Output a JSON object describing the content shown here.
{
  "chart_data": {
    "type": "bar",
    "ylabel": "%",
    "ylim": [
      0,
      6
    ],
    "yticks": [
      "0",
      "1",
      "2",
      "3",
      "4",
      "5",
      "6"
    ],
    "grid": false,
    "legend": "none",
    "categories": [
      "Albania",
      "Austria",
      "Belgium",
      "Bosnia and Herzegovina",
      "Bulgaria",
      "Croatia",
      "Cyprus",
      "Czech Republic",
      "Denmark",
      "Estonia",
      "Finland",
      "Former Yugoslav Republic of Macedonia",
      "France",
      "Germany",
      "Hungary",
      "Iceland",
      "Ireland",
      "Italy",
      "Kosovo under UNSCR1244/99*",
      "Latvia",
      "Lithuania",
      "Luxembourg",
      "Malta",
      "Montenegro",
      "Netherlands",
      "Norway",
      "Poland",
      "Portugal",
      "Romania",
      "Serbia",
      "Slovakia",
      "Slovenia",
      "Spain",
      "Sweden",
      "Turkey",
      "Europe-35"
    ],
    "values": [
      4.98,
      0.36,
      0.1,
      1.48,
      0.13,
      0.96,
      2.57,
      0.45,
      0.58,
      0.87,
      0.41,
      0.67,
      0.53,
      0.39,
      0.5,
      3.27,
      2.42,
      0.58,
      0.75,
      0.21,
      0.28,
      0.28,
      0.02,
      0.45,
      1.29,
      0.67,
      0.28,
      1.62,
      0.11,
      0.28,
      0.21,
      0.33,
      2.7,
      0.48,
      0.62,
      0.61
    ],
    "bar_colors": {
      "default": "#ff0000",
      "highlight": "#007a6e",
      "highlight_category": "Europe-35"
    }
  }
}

+++

WRITTEN INSTRUCTION:
The records above should be repeated in full, exactly as given.

EXERCISE RESPONSE:
Output a JSON object describing the content shown here.
{
  "chart_data": {
    "type": "bar",
    "ylabel": "%",
    "ylim": [
      0,
      6
    ],
    "yticks": [
      "0",
      "1",
      "2",
      "3",
      "4",
      "5",
      "6"
    ],
    "grid": false,
    "legend": "none",
    "categories": [
      "Albania",
      "Austria",
      "Belgium",
      "Bosnia and Herzegovina",
      "Bulgaria",
      "Croatia",
      "Cyprus",
      "Czech Republic",
      "Denmark",
      "Estonia",
      "Finland",
      "Former Yugoslav Republic of Macedonia",
      "France",
      "Germany",
      "Hungary",
      "Iceland",
      "Ireland",
      "Italy",
      "Kosovo under UNSCR1244/99*",
      "Latvia",
      "Lithuania",
      "Luxembourg",
      "Malta",
      "Montenegro",
      "Netherlands",
      "Norway",
      "Poland",
      "Portugal",
      "Romania",
      "Serbia",
      "Slovakia",
      "Slovenia",
      "Spain",
      "Sweden",
      "Turkey",
      "Europe-35"
    ],
    "values": [
      4.98,
      0.36,
      0.1,
      1.48,
      0.13,
      0.96,
      2.57,
      0.45,
      0.58,
      0.87,
      0.41,
      0.67,
      0.53,
      0.39,
      0.5,
      3.27,
      2.42,
      0.58,
      0.75,
      0.21,
      0.28,
      0.28,
      0.02,
      0.45,
      1.29,
      0.67,
      0.28,
      1.62,
      0.11,
      0.28,
      0.21,
      0.33,
      2.7,
      0.48,
      0.62,
      0.61
    ],
    "bar_colors": {
      "default": "#ff0000",
      "highlight": "#007a6e",
      "highlight_category": "Europe-35"
    }
  }
}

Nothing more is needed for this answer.